— Exercise requirements —
Report each line of the data that has "this" somewhere in it.
########
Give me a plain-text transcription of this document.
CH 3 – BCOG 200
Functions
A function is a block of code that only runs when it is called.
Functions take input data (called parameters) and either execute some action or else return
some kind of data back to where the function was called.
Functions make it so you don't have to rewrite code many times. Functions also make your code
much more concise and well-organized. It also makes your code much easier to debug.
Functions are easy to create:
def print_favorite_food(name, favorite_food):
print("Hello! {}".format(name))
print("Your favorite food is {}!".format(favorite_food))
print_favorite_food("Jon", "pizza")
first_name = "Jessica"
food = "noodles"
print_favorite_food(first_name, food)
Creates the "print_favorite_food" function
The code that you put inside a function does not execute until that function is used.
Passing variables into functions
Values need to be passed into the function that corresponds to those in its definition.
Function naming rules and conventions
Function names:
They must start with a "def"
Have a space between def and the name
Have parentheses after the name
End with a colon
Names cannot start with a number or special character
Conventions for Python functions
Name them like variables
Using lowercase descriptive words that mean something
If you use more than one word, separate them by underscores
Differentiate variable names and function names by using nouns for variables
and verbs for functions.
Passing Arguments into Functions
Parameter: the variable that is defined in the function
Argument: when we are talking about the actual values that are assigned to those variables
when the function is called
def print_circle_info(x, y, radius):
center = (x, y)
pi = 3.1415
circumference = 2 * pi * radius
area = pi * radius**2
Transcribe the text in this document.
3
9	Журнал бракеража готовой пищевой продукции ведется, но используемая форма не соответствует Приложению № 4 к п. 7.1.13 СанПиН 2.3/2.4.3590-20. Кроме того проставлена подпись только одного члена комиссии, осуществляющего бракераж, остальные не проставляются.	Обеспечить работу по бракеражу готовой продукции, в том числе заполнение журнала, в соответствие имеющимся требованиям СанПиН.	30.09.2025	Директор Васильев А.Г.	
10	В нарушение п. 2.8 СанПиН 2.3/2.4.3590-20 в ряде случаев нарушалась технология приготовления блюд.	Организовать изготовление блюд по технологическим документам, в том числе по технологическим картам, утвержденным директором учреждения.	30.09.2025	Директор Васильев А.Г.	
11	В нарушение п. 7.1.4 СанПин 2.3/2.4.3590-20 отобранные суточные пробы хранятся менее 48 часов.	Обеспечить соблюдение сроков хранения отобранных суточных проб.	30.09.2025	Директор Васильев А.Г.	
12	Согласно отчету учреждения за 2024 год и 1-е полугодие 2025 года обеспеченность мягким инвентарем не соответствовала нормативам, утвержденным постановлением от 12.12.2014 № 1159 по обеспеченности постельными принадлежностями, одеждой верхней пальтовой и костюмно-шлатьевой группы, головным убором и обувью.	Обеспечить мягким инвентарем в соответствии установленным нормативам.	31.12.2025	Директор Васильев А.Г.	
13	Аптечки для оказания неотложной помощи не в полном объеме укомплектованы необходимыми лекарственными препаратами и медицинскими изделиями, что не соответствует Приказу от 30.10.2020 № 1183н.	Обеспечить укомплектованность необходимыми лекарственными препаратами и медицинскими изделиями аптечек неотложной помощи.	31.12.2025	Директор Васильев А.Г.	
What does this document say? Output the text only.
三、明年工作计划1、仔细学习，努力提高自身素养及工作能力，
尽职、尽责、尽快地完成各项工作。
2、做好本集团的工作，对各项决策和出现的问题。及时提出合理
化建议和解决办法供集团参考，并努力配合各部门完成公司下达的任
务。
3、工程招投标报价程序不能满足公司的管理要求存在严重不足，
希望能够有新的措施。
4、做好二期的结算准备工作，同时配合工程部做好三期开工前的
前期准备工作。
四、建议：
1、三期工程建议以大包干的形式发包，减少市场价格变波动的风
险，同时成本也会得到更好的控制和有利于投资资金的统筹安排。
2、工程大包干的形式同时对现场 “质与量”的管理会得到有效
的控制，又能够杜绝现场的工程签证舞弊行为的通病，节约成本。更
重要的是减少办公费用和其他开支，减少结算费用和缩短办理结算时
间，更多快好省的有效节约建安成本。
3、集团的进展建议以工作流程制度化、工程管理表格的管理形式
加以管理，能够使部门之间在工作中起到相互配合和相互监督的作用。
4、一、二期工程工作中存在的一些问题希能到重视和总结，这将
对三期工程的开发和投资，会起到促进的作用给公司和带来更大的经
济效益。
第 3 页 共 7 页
########
— The result —
Give me a plain-text transcription of this document.
Transcribe the text in this document.
What does this document say? Output the text only.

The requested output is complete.